§ **Written problem**: Output the full listing below exactly, without the pictures.

§ **Data shown**:
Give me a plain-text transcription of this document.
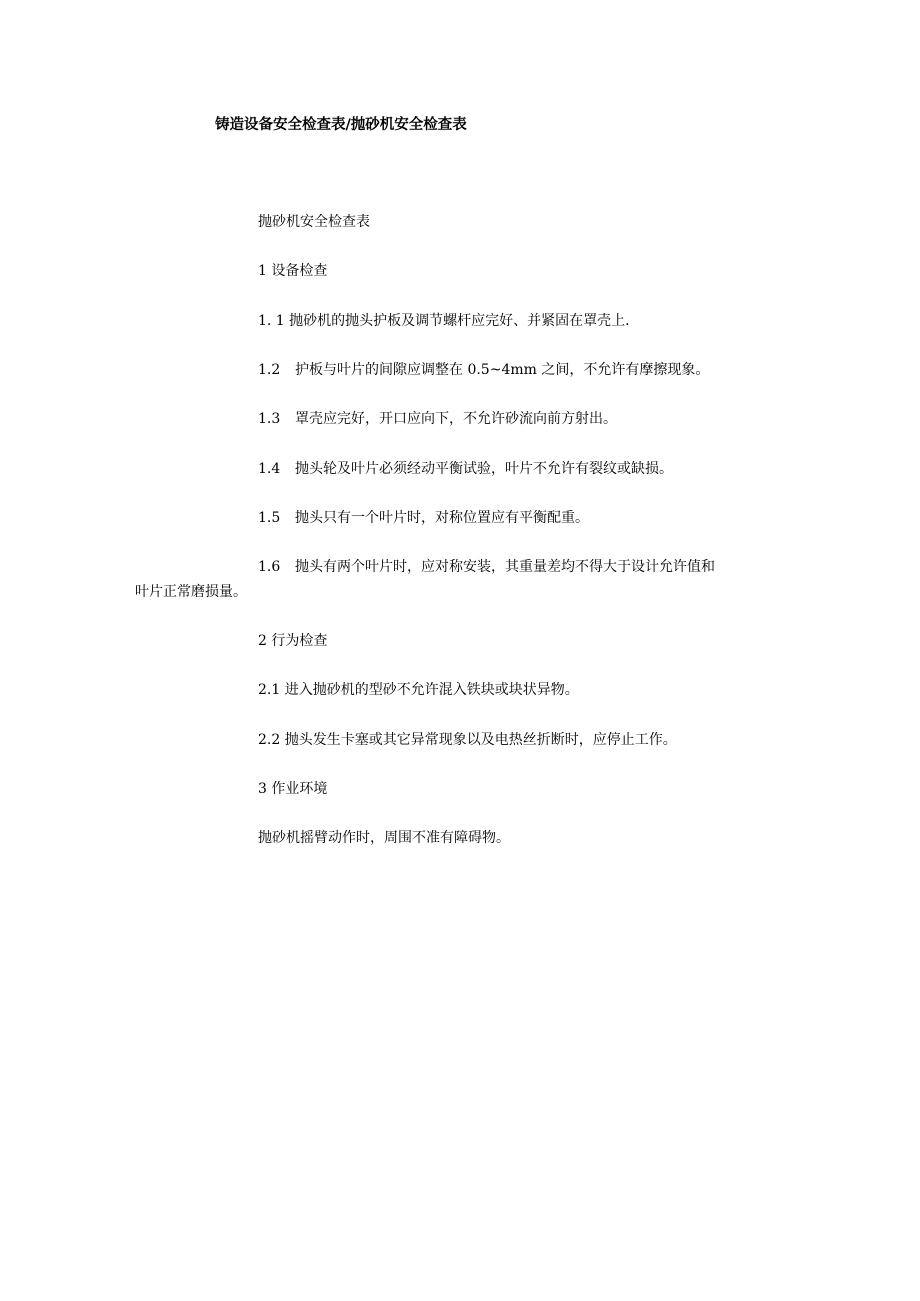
铸造设备安全检查表/抛砂机安全检查表
抛砂机安全检查表
1 设备检查
1. 1 抛砂机的抛头护板及调节螺杆应完好、并紧固在罩壳上.
1.2 护板与叶片的间隙应调整在 0.5~4mm 之间，不允许有摩擦现象。
1.3 罩壳应完好，开口应向下，不允许砂流向前方射出。
1.4 抛头轮及叶片必须经动平衡试验，叶片不允许有裂纹或缺损。
1.5 抛头只有一个叶片时，对称位置应有平衡配重。
1.6 抛头有两个叶片时，应对称安装，其重量差均不得大于设计允许值和
叶片正常磨损量。
2 行为检查
2.1 进入抛砂机的型砂不允许混入铁块或块状异物。
2.2 抛头发生卡塞或其它异常现象以及电热丝折断时，应停止工作。
3 作业环境
抛砂机摇臂动作时，周围不准有障碍物。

§ **Answer to the task**:
Give me a plain-text transcription of this document.
铸造设备安全检查表/抛砂机安全检查表
抛砂机安全检查表
1 设备检查
1. 1 抛砂机的抛头护板及调节螺杆应完好、并紧固在罩壳上.
1.2 护板与叶片的间隙应调整在 0.5~4mm 之间，不允许有摩擦现象。
1.3 罩壳应完好，开口应向下，不允许砂流向前方射出。
1.4 抛头轮及叶片必须经动平衡试验，叶片不允许有裂纹或缺损。
1.5 抛头只有一个叶片时，对称位置应有平衡配重。
1.6 抛头有两个叶片时，应对称安装，其重量差均不得大于设计允许值和
叶片正常磨损量。
2 行为检查
2.1 进入抛砂机的型砂不允许混入铁块或块状异物。
2.2 抛头发生卡塞或其它异常现象以及电热丝折断时，应停止工作。
3 作业环境
抛砂机摇臂动作时，周围不准有障碍物。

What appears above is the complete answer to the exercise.